____ 所附文本

RT- PCR(Reverse Transcription-Polymerase Chain Reaction)即逆轉錄PCR,是將RNA的反轉錄(RT)和cDNA的聚合酶鏈式擴增(PCR)相結合的技術。首先經反轉錄酶的作用從RNA合成 cDNA,再以cDNA為模板,擴增合成目的片段。RT-PCR技術靈敏而且用途廣泛,可用於檢測細胞中基因表達水平,細胞中RNA病毒的含量和直接克隆 特定基因的cDNA序列。作為模板的RNA可以是總RNA、mRNA或體外轉錄的RNA產物。無論使用何種RNA,關鍵是確保RNA中無RNA酶和基因組 DNA的污染。
1. Money 鼠白血病病毒(MMLV)反轉錄酶:有強的聚合酶活性,RNA酶H活性相對較弱。最適作用溫度為37℃。
2. 禽成髓細胞瘤病毒(AMV)反轉錄酶:有強的聚合酶活性和RNA酶H活性。最適作用溫度為42℃。
3.Thermus thermophilus、Thermus flavus等嗜熱微生物的熱穩定性反轉錄酶:在Mn存在下,允許高溫反轉錄RNA,以消除RNA模板的二級結構。
4.MMLV反轉錄酶的RNase H突變體:商品名為SuperScript 和SuperScriptⅡ。此種酶較其它酶能多將更大部分的RNA轉換成cDNA,這一特性允許從含二級結構的、低溫反轉錄很困難的mRNA模板合成較長cDNA。
1. 隨機六聚體引物:當特定mRNA由於含有使反轉錄酶終止的序列而難於拷貝其全長序列時,可採用隨機六聚體引物這一不特異的引物來拷貝全長mRNA。用此種方法時,體系中所有RNA分子全部充當了cDNA第一鏈模板,PCR引物在擴增過程中賦予所需要的特異性。通常用此引物合成的cDNA中96%來源於rRNA。
2. Oligo(dT):是一種對mRNA特異的方法。因絕大多數真核細胞mRNA具有3’端Poly(A)尾,此引物與其配對,僅mRNA可被轉錄。由於Poly(A)RNA僅佔總RNA的1-4%,故此種引物合成的cDNA比隨機六聚體作為引物和得到的cDNA在數量和複雜性方面均要小。

________
____ 記錄清單

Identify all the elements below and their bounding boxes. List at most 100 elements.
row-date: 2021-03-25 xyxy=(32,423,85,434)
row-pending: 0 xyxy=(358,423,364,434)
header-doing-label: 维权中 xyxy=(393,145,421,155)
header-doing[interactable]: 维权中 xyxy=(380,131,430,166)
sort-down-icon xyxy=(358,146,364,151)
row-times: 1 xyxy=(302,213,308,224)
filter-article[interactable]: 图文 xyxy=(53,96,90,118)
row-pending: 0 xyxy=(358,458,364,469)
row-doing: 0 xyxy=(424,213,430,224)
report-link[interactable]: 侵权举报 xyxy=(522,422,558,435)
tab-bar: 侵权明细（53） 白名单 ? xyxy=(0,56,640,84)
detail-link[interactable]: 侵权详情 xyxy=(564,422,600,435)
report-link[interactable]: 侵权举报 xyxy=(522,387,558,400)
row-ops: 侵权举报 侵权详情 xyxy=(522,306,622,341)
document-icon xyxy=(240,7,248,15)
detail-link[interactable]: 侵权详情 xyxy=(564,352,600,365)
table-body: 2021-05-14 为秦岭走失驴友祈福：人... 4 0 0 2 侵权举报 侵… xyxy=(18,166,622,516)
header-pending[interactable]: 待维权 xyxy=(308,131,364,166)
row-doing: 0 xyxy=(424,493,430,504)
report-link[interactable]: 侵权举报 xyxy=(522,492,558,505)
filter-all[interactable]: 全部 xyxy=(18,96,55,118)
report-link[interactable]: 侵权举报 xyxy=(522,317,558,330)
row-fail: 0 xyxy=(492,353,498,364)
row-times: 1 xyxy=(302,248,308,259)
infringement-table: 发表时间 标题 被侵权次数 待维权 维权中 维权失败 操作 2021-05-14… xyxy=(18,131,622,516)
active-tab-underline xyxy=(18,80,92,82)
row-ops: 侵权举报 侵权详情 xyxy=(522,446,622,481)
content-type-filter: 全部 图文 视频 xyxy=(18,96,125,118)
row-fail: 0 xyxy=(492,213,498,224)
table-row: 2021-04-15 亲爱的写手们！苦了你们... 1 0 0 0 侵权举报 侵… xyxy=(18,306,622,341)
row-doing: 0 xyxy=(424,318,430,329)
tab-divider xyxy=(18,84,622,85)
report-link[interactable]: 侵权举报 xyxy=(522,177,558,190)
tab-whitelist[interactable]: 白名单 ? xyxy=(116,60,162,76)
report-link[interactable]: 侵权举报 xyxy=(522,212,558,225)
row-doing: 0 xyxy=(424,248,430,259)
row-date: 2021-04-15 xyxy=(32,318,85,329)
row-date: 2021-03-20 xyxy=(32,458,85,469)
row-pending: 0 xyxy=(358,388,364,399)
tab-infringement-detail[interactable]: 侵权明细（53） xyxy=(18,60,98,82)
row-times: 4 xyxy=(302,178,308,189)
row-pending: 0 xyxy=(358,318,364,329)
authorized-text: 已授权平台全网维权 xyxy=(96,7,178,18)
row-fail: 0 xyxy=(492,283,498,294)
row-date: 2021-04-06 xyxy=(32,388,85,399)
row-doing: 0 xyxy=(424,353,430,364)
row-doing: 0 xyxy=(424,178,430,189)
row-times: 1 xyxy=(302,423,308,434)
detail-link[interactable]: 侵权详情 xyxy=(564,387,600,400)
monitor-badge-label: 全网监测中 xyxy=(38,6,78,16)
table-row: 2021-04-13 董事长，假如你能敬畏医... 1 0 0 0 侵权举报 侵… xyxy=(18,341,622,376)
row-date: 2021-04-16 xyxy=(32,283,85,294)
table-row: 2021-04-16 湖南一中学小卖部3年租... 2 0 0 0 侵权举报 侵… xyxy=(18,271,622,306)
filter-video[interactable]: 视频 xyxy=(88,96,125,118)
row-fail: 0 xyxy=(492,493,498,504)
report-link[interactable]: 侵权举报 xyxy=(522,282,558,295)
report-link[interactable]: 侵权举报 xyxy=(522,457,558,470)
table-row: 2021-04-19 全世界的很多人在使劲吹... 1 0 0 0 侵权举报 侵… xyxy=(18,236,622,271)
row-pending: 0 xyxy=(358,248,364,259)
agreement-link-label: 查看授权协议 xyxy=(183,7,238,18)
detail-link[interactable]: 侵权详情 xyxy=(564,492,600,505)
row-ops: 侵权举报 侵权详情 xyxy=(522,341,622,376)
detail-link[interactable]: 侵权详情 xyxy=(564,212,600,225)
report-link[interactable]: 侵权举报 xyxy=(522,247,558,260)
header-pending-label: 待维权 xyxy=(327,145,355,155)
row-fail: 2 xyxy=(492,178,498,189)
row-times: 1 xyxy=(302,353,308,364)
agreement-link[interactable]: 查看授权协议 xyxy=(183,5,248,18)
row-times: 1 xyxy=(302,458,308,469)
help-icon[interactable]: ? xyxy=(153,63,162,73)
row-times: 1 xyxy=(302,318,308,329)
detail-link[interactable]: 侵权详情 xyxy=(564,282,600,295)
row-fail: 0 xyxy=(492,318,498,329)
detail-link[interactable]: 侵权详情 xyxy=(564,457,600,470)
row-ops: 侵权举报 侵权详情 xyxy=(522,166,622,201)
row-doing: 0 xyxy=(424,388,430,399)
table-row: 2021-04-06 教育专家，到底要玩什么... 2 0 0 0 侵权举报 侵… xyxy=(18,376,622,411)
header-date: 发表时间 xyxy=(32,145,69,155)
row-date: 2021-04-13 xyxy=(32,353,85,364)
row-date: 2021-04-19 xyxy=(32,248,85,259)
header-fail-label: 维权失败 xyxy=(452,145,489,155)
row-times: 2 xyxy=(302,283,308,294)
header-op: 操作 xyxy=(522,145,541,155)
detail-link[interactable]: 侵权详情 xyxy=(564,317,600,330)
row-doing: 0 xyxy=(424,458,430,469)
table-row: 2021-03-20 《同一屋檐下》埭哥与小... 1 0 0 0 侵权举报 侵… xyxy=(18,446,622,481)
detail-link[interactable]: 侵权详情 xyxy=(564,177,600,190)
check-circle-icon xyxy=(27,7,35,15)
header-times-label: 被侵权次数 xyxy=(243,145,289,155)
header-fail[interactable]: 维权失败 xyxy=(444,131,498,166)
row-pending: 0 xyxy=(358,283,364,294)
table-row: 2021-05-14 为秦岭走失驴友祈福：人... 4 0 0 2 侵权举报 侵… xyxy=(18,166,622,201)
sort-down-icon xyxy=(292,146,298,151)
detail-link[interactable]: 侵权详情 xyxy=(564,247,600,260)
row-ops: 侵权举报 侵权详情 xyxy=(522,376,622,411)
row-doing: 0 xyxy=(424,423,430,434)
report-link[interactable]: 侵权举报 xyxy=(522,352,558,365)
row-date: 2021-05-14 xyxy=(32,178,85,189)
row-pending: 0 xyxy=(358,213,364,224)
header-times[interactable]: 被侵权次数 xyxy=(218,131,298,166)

________

- **理解檢測**:
**1.** 請依據所附文本回答下列問題:
(a) Money 鼠白血病病毒(MMLV)反轉錄酶的最適作用溫度為何?
(b) Poly(A)RNA 約佔總 RNA 的多少?
(c) 商品名為 SuperScript 和 SuperScriptⅡ 的是何種酶?
**2.** 將所附文本中從「RT- PCR(Reverse Transcription-Polymerase」開始、一直到「NA中96%來源於rRNA。」為止的部分重新寫出,並把其中的「隨機六聚體引物」改稱為「隨機六核苷酸引物」。

- **參考答案**:
**1.**
(a) 37℃。
(b) 1-4%。
(c) MMLV 反轉錄酶的 RNase H 突變體。

**2.**
RT- PCR(Reverse Transcription-Polymerase Chain Reaction)即逆轉錄PCR,是將RNA的反轉錄(RT)和cDNA的聚合酶鏈式擴增(PCR)相結合的技術。首先經反轉錄酶的作用從RNA合成 cDNA,再以cDNA為模板,擴增合成目的片段。RT-PCR技術靈敏而且用途廣泛,可用於檢測細胞中基因表達水平,細胞中RNA病毒的含量和直接克隆 特定基因的cDNA序列。作為模板的RNA可以是總RNA、mRNA或體外轉錄的RNA產物。無論使用何種RNA,關鍵是確保RNA中無RNA酶和基因組 DNA的污染。
1. Money 鼠白血病病毒(MMLV)反轉錄酶:有強的聚合酶活性,RNA酶H活性相對較弱。最適作用溫度為37℃。
2. 禽成髓細胞瘤病毒(AMV)反轉錄酶:有強的聚合酶活性和RNA酶H活性。最適作用溫度為42℃。
3.Thermus thermophilus、Thermus flavus等嗜熱微生物的熱穩定性反轉錄酶:在Mn存在下,允許高溫反轉錄RNA,以消除RNA模板的二級結構。
4.MMLV反轉錄酶的RNase H突變體:商品名為SuperScript 和SuperScriptⅡ。此種酶較其它酶能多將更大部分的RNA轉換成cDNA,這一特性允許從含二級結構的、低溫反轉錄很困難的mRNA模板合成較長cDNA。
1. 隨機六核苷酸引物:當特定mRNA由於含有使反轉錄酶終止的序列而難於拷貝其全長序列時,可採用隨機六核苷酸引物這一不特異的引物來拷貝全長mRNA。用此種方法時,體系中所有RNA分子全部充當了cDNA第一鏈模板,PCR引物在擴增過程中賦予所需要的特異性。通常用此引物合成的cDNA中96%來源於rRNA。